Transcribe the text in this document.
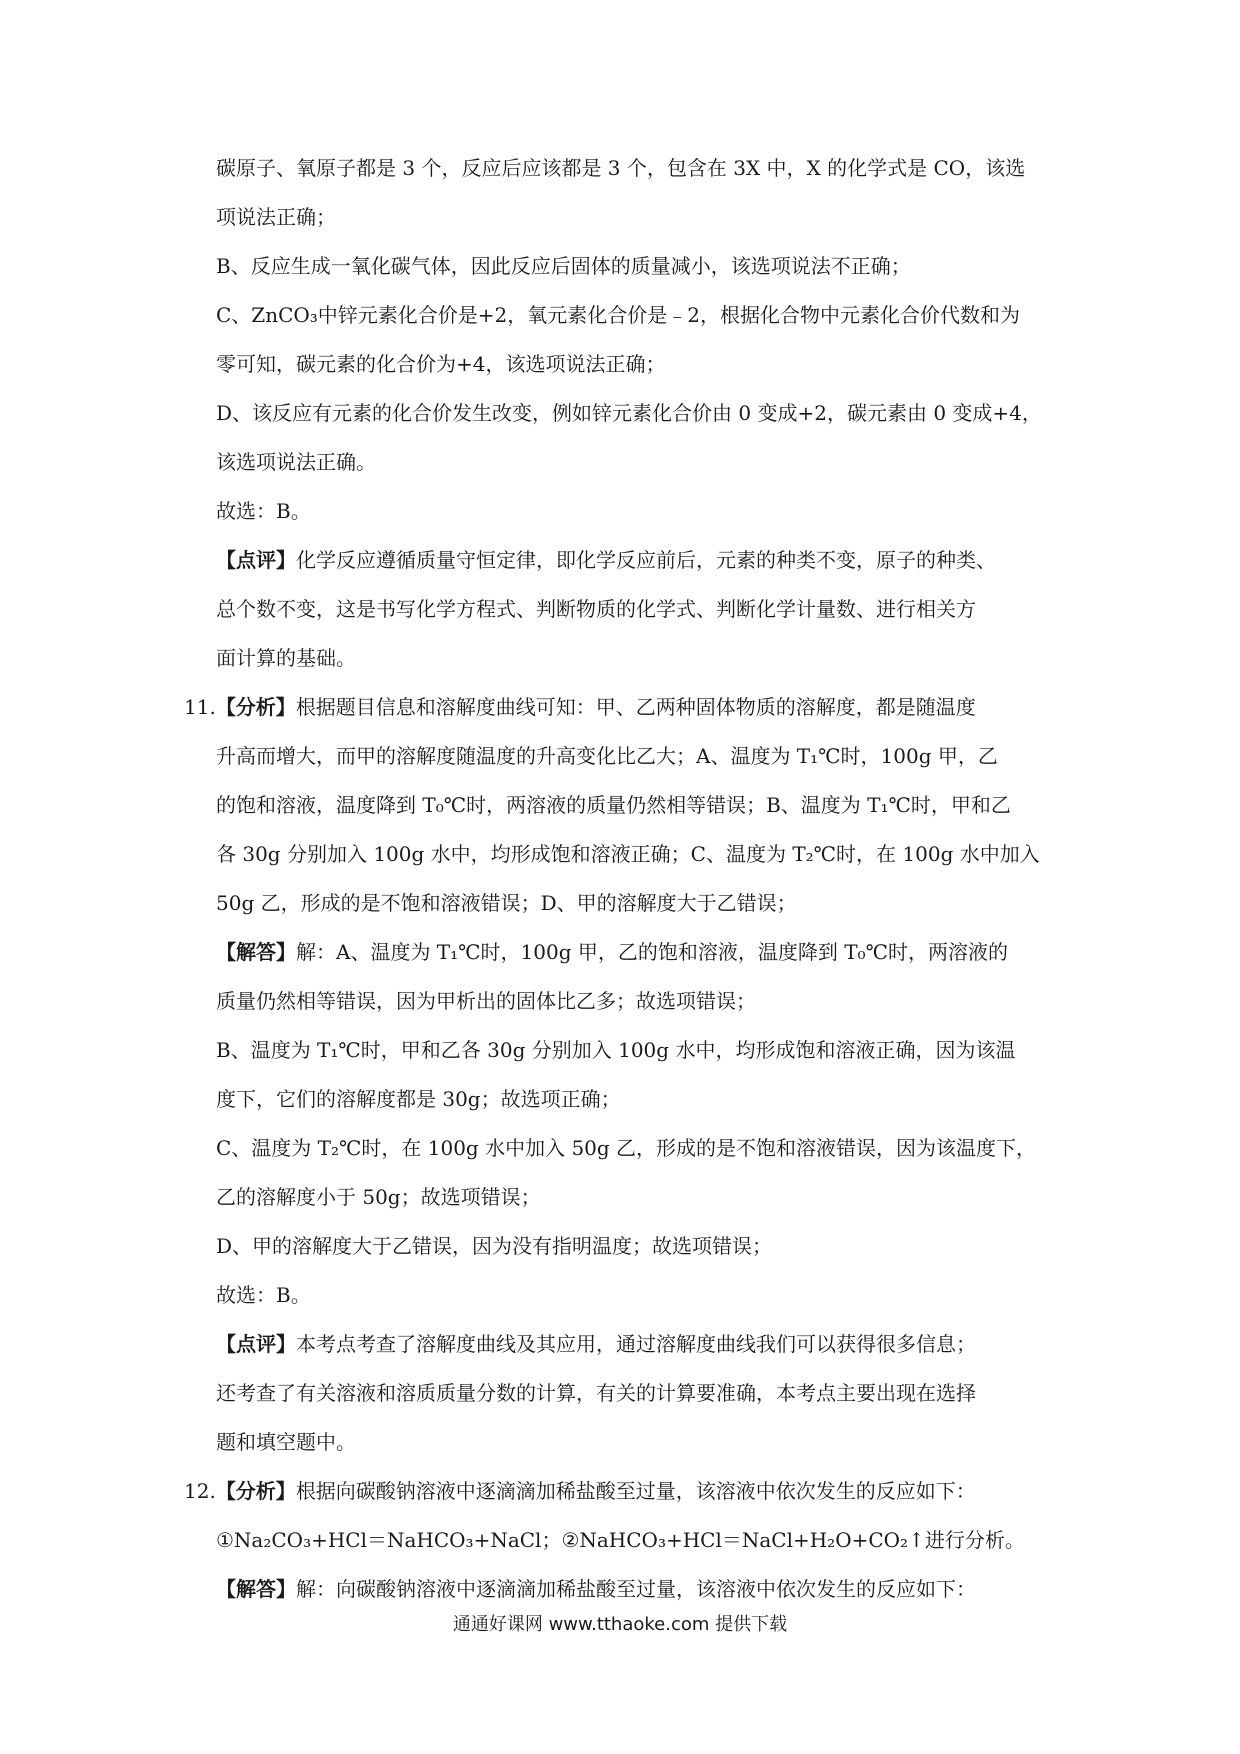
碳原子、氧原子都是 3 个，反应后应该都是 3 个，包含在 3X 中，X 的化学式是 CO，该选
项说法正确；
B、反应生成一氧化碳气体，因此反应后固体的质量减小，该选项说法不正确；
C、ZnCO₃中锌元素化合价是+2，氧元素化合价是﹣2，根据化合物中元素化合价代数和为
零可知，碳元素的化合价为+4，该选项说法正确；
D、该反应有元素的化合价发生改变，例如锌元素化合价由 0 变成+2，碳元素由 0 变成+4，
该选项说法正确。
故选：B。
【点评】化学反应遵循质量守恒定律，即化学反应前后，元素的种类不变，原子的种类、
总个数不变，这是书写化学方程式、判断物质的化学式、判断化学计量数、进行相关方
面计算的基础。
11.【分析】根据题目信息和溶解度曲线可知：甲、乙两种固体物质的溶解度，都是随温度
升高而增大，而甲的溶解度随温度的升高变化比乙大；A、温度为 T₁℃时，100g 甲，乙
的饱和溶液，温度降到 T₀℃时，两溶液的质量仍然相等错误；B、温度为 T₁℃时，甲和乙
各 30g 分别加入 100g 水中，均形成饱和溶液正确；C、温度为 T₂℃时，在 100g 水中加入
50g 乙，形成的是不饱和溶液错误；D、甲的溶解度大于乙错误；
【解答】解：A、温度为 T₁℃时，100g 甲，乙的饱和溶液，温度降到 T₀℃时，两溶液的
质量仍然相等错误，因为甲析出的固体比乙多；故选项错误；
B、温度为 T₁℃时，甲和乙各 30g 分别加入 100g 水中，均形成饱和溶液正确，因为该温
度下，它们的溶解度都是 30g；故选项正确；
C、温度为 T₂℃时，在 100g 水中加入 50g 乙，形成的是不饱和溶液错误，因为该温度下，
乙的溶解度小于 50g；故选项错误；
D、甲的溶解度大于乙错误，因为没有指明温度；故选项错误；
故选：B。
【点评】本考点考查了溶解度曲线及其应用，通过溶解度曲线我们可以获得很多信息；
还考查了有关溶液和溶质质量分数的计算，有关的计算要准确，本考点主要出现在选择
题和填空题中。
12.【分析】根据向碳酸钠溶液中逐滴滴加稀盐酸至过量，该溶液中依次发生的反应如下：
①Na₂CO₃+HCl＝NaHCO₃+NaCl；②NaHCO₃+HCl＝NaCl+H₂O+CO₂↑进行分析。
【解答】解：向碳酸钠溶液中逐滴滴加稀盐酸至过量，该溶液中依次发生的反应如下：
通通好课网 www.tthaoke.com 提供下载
* * *
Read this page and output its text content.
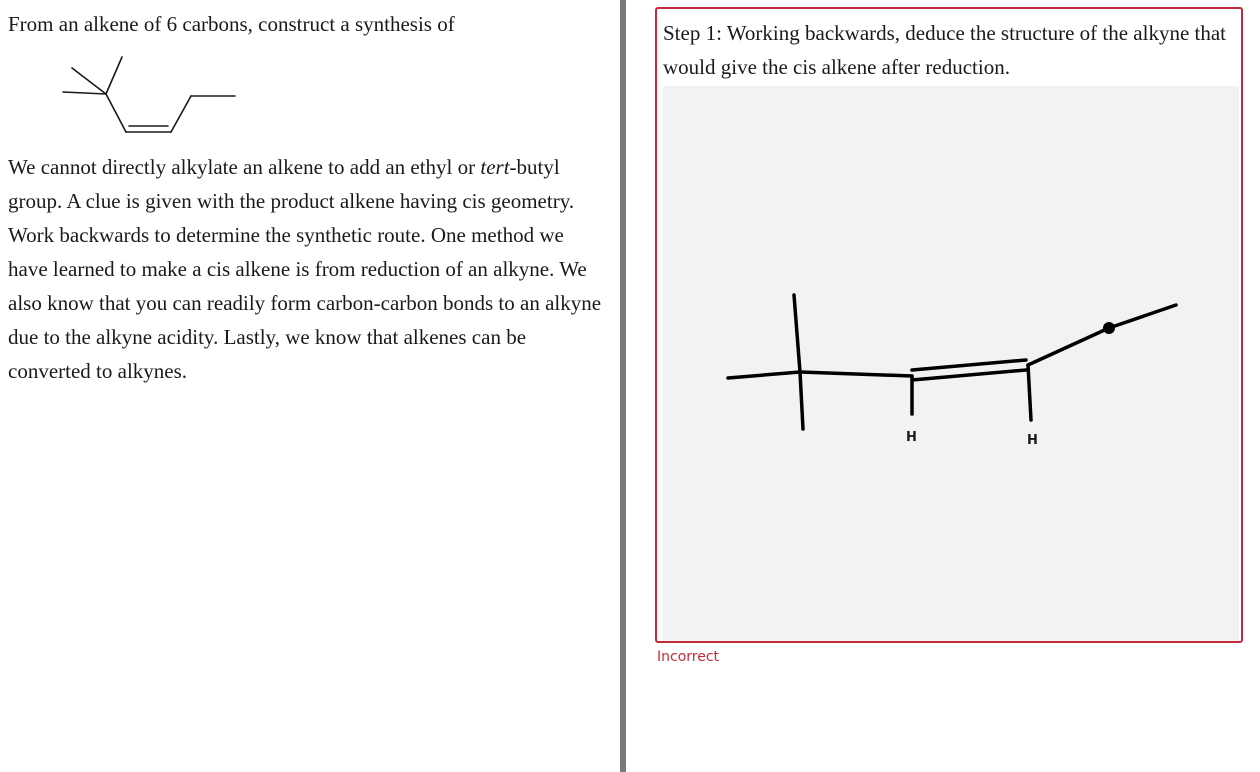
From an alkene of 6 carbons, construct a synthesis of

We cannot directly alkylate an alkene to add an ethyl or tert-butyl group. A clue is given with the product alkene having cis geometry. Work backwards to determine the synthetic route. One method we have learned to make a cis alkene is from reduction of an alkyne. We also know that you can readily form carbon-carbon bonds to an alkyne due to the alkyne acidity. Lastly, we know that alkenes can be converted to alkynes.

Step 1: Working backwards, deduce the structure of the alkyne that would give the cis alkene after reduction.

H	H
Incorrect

◆ **WHAT YOU HAVE TO DO**
Extract lines where the string "水中加入" occurs.

◆ **THE OUTPUT**
各 30g 分别加入 100g 水中，均形成饱和溶液正确；C、温度为 T₂℃时，在 100g 水中加入
C、温度为 T₂℃时，在 100g 水中加入 50g 乙，形成的是不饱和溶液错误，因为该温度下，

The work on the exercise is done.